Direction -
The material below should be written out in full and exactly; pictures stay out of the copy.

Exercise data -
########################################
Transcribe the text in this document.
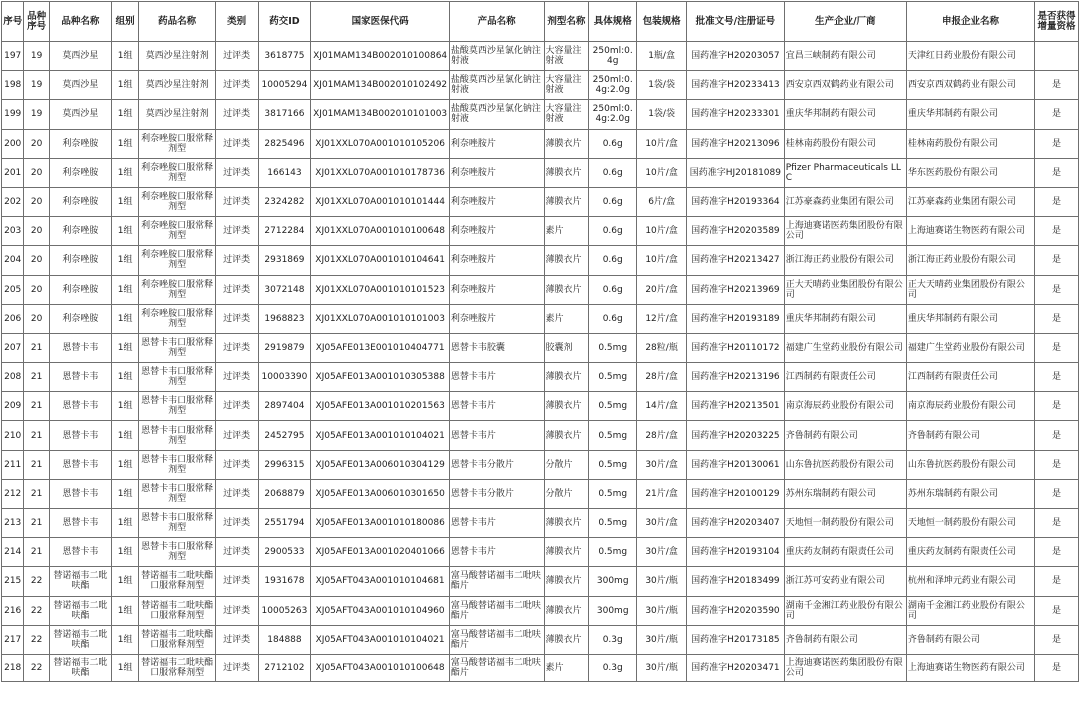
序号	品种序号	品种名称	组别	药品名称	类别	药交ID	国家医保代码	产品名称	剂型名称	具体规格	包装规格	批准文号/注册证号	生产企业/厂商	申报企业名称	是否获得增量资格
197	19	莫西沙星	1组	莫西沙星注射剂	过评类	3618775	XJ01MAM134B002010100864	盐酸莫西沙星氯化钠注射液	大容量注射液	250ml:0.4g	1瓶/盒	国药准字H20203057	宜昌三峡制药有限公司	天津红日药业股份有限公司	
198	19	莫西沙星	1组	莫西沙星注射剂	过评类	10005294	XJ01MAM134B002010102492	盐酸莫西沙星氯化钠注射液	大容量注射液	250ml:0.4g:2.0g	1袋/袋	国药准字H20233413	西安京西双鹤药业有限公司	西安京西双鹤药业有限公司	是
199	19	莫西沙星	1组	莫西沙星注射剂	过评类	3817166	XJ01MAM134B002010101003	盐酸莫西沙星氯化钠注射液	大容量注射液	250ml:0.4g:2.0g	1袋/袋	国药准字H20233301	重庆华邦制药有限公司	重庆华邦制药有限公司	是
200	20	利奈唑胺	1组	利奈唑胺口服常释剂型	过评类	2825496	XJ01XXL070A001010105206	利奈唑胺片	薄膜衣片	0.6g	10片/盒	国药准字H20213096	桂林南药股份有限公司	桂林南药股份有限公司	是
201	20	利奈唑胺	1组	利奈唑胺口服常释剂型	过评类	166143	XJ01XXL070A001010178736	利奈唑胺片	薄膜衣片	0.6g	10片/盒	国药准字HJ20181089	Pfizer Pharmaceuticals LLC	华东医药股份有限公司	是
202	20	利奈唑胺	1组	利奈唑胺口服常释剂型	过评类	2324282	XJ01XXL070A001010101444	利奈唑胺片	薄膜衣片	0.6g	6片/盒	国药准字H20193364	江苏豪森药业集团有限公司	江苏豪森药业集团有限公司	是
203	20	利奈唑胺	1组	利奈唑胺口服常释剂型	过评类	2712284	XJ01XXL070A001010100648	利奈唑胺片	素片	0.6g	10片/盒	国药准字H20203589	上海迪赛诺医药集团股份有限公司	上海迪赛诺生物医药有限公司	是
204	20	利奈唑胺	1组	利奈唑胺口服常释剂型	过评类	2931869	XJ01XXL070A001010104641	利奈唑胺片	薄膜衣片	0.6g	10片/盒	国药准字H20213427	浙江海正药业股份有限公司	浙江海正药业股份有限公司	是
205	20	利奈唑胺	1组	利奈唑胺口服常释剂型	过评类	3072148	XJ01XXL070A001010101523	利奈唑胺片	薄膜衣片	0.6g	20片/盒	国药准字H20213969	正大天晴药业集团股份有限公司	正大天晴药业集团股份有限公司	是
206	20	利奈唑胺	1组	利奈唑胺口服常释剂型	过评类	1968823	XJ01XXL070A001010101003	利奈唑胺片	素片	0.6g	12片/盒	国药准字H20193189	重庆华邦制药有限公司	重庆华邦制药有限公司	是
207	21	恩替卡韦	1组	恩替卡韦口服常释剂型	过评类	2919879	XJ05AFE013E001010404771	恩替卡韦胶囊	胶囊剂	0.5mg	28粒/瓶	国药准字H20110172	福建广生堂药业股份有限公司	福建广生堂药业股份有限公司	是
208	21	恩替卡韦	1组	恩替卡韦口服常释剂型	过评类	10003390	XJ05AFE013A001010305388	恩替卡韦片	薄膜衣片	0.5mg	28片/盒	国药准字H20213196	江西制药有限责任公司	江西制药有限责任公司	是
209	21	恩替卡韦	1组	恩替卡韦口服常释剂型	过评类	2897404	XJ05AFE013A001010201563	恩替卡韦片	薄膜衣片	0.5mg	14片/盒	国药准字H20213501	南京海辰药业股份有限公司	南京海辰药业股份有限公司	是
210	21	恩替卡韦	1组	恩替卡韦口服常释剂型	过评类	2452795	XJ05AFE013A001010104021	恩替卡韦片	薄膜衣片	0.5mg	28片/盒	国药准字H20203225	齐鲁制药有限公司	齐鲁制药有限公司	是
211	21	恩替卡韦	1组	恩替卡韦口服常释剂型	过评类	2996315	XJ05AFE013A006010304129	恩替卡韦分散片	分散片	0.5mg	30片/盒	国药准字H20130061	山东鲁抗医药股份有限公司	山东鲁抗医药股份有限公司	是
212	21	恩替卡韦	1组	恩替卡韦口服常释剂型	过评类	2068879	XJ05AFE013A006010301650	恩替卡韦分散片	分散片	0.5mg	21片/盒	国药准字H20100129	苏州东瑞制药有限公司	苏州东瑞制药有限公司	是
213	21	恩替卡韦	1组	恩替卡韦口服常释剂型	过评类	2551794	XJ05AFE013A001010180086	恩替卡韦片	薄膜衣片	0.5mg	30片/盒	国药准字H20203407	天地恒一制药股份有限公司	天地恒一制药股份有限公司	是
214	21	恩替卡韦	1组	恩替卡韦口服常释剂型	过评类	2900533	XJ05AFE013A001020401066	恩替卡韦片	薄膜衣片	0.5mg	30片/盒	国药准字H20193104	重庆药友制药有限责任公司	重庆药友制药有限责任公司	是
215	22	替诺福韦二吡呋酯	1组	替诺福韦二吡呋酯口服常释剂型	过评类	1931678	XJ05AFT043A001010104681	富马酸替诺福韦二吡呋酯片	薄膜衣片	300mg	30片/瓶	国药准字H20183499	浙江苏可安药业有限公司	杭州和泽坤元药业有限公司	是
216	22	替诺福韦二吡呋酯	1组	替诺福韦二吡呋酯口服常释剂型	过评类	10005263	XJ05AFT043A001010104960	富马酸替诺福韦二吡呋酯片	薄膜衣片	300mg	30片/瓶	国药准字H20203590	湖南千金湘江药业股份有限公司	湖南千金湘江药业股份有限公司	是
217	22	替诺福韦二吡呋酯	1组	替诺福韦二吡呋酯口服常释剂型	过评类	184888	XJ05AFT043A001010104021	富马酸替诺福韦二吡呋酯片	薄膜衣片	0.3g	30片/瓶	国药准字H20173185	齐鲁制药有限公司	齐鲁制药有限公司	是
218	22	替诺福韦二吡呋酯	1组	替诺福韦二吡呋酯口服常释剂型	过评类	2712102	XJ05AFT043A001010100648	富马酸替诺福韦二吡呋酯片	素片	0.3g	30片/瓶	国药准字H20203471	上海迪赛诺医药集团股份有限公司	上海迪赛诺生物医药有限公司	是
########################################
Written answer -
Transcribe the text in this document.
序号	品种序号	品种名称	组别	药品名称	类别	药交ID	国家医保代码	产品名称	剂型名称	具体规格	包装规格	批准文号/注册证号	生产企业/厂商	申报企业名称	是否获得增量资格
197	19	莫西沙星	1组	莫西沙星注射剂	过评类	3618775	XJ01MAM134B002010100864	盐酸莫西沙星氯化钠注射液	大容量注射液	250ml:0.4g	1瓶/盒	国药准字H20203057	宜昌三峡制药有限公司	天津红日药业股份有限公司	
198	19	莫西沙星	1组	莫西沙星注射剂	过评类	10005294	XJ01MAM134B002010102492	盐酸莫西沙星氯化钠注射液	大容量注射液	250ml:0.4g:2.0g	1袋/袋	国药准字H20233413	西安京西双鹤药业有限公司	西安京西双鹤药业有限公司	是
199	19	莫西沙星	1组	莫西沙星注射剂	过评类	3817166	XJ01MAM134B002010101003	盐酸莫西沙星氯化钠注射液	大容量注射液	250ml:0.4g:2.0g	1袋/袋	国药准字H20233301	重庆华邦制药有限公司	重庆华邦制药有限公司	是
200	20	利奈唑胺	1组	利奈唑胺口服常释剂型	过评类	2825496	XJ01XXL070A001010105206	利奈唑胺片	薄膜衣片	0.6g	10片/盒	国药准字H20213096	桂林南药股份有限公司	桂林南药股份有限公司	是
201	20	利奈唑胺	1组	利奈唑胺口服常释剂型	过评类	166143	XJ01XXL070A001010178736	利奈唑胺片	薄膜衣片	0.6g	10片/盒	国药准字HJ20181089	Pfizer Pharmaceuticals LLC	华东医药股份有限公司	是
202	20	利奈唑胺	1组	利奈唑胺口服常释剂型	过评类	2324282	XJ01XXL070A001010101444	利奈唑胺片	薄膜衣片	0.6g	6片/盒	国药准字H20193364	江苏豪森药业集团有限公司	江苏豪森药业集团有限公司	是
203	20	利奈唑胺	1组	利奈唑胺口服常释剂型	过评类	2712284	XJ01XXL070A001010100648	利奈唑胺片	素片	0.6g	10片/盒	国药准字H20203589	上海迪赛诺医药集团股份有限公司	上海迪赛诺生物医药有限公司	是
204	20	利奈唑胺	1组	利奈唑胺口服常释剂型	过评类	2931869	XJ01XXL070A001010104641	利奈唑胺片	薄膜衣片	0.6g	10片/盒	国药准字H20213427	浙江海正药业股份有限公司	浙江海正药业股份有限公司	是
205	20	利奈唑胺	1组	利奈唑胺口服常释剂型	过评类	3072148	XJ01XXL070A001010101523	利奈唑胺片	薄膜衣片	0.6g	20片/盒	国药准字H20213969	正大天晴药业集团股份有限公司	正大天晴药业集团股份有限公司	是
206	20	利奈唑胺	1组	利奈唑胺口服常释剂型	过评类	1968823	XJ01XXL070A001010101003	利奈唑胺片	素片	0.6g	12片/盒	国药准字H20193189	重庆华邦制药有限公司	重庆华邦制药有限公司	是
207	21	恩替卡韦	1组	恩替卡韦口服常释剂型	过评类	2919879	XJ05AFE013E001010404771	恩替卡韦胶囊	胶囊剂	0.5mg	28粒/瓶	国药准字H20110172	福建广生堂药业股份有限公司	福建广生堂药业股份有限公司	是
208	21	恩替卡韦	1组	恩替卡韦口服常释剂型	过评类	10003390	XJ05AFE013A001010305388	恩替卡韦片	薄膜衣片	0.5mg	28片/盒	国药准字H20213196	江西制药有限责任公司	江西制药有限责任公司	是
209	21	恩替卡韦	1组	恩替卡韦口服常释剂型	过评类	2897404	XJ05AFE013A001010201563	恩替卡韦片	薄膜衣片	0.5mg	14片/盒	国药准字H20213501	南京海辰药业股份有限公司	南京海辰药业股份有限公司	是
210	21	恩替卡韦	1组	恩替卡韦口服常释剂型	过评类	2452795	XJ05AFE013A001010104021	恩替卡韦片	薄膜衣片	0.5mg	28片/盒	国药准字H20203225	齐鲁制药有限公司	齐鲁制药有限公司	是
211	21	恩替卡韦	1组	恩替卡韦口服常释剂型	过评类	2996315	XJ05AFE013A006010304129	恩替卡韦分散片	分散片	0.5mg	30片/盒	国药准字H20130061	山东鲁抗医药股份有限公司	山东鲁抗医药股份有限公司	是
212	21	恩替卡韦	1组	恩替卡韦口服常释剂型	过评类	2068879	XJ05AFE013A006010301650	恩替卡韦分散片	分散片	0.5mg	21片/盒	国药准字H20100129	苏州东瑞制药有限公司	苏州东瑞制药有限公司	是
213	21	恩替卡韦	1组	恩替卡韦口服常释剂型	过评类	2551794	XJ05AFE013A001010180086	恩替卡韦片	薄膜衣片	0.5mg	30片/盒	国药准字H20203407	天地恒一制药股份有限公司	天地恒一制药股份有限公司	是
214	21	恩替卡韦	1组	恩替卡韦口服常释剂型	过评类	2900533	XJ05AFE013A001020401066	恩替卡韦片	薄膜衣片	0.5mg	30片/盒	国药准字H20193104	重庆药友制药有限责任公司	重庆药友制药有限责任公司	是
215	22	替诺福韦二吡呋酯	1组	替诺福韦二吡呋酯口服常释剂型	过评类	1931678	XJ05AFT043A001010104681	富马酸替诺福韦二吡呋酯片	薄膜衣片	300mg	30片/瓶	国药准字H20183499	浙江苏可安药业有限公司	杭州和泽坤元药业有限公司	是
216	22	替诺福韦二吡呋酯	1组	替诺福韦二吡呋酯口服常释剂型	过评类	10005263	XJ05AFT043A001010104960	富马酸替诺福韦二吡呋酯片	薄膜衣片	300mg	30片/瓶	国药准字H20203590	湖南千金湘江药业股份有限公司	湖南千金湘江药业股份有限公司	是
217	22	替诺福韦二吡呋酯	1组	替诺福韦二吡呋酯口服常释剂型	过评类	184888	XJ05AFT043A001010104021	富马酸替诺福韦二吡呋酯片	薄膜衣片	0.3g	30片/瓶	国药准字H20173185	齐鲁制药有限公司	齐鲁制药有限公司	是
218	22	替诺福韦二吡呋酯	1组	替诺福韦二吡呋酯口服常释剂型	过评类	2712102	XJ05AFT043A001010100648	富马酸替诺福韦二吡呋酯片	素片	0.3g	30片/瓶	国药准字H20203471	上海迪赛诺医药集团股份有限公司	上海迪赛诺生物医药有限公司	是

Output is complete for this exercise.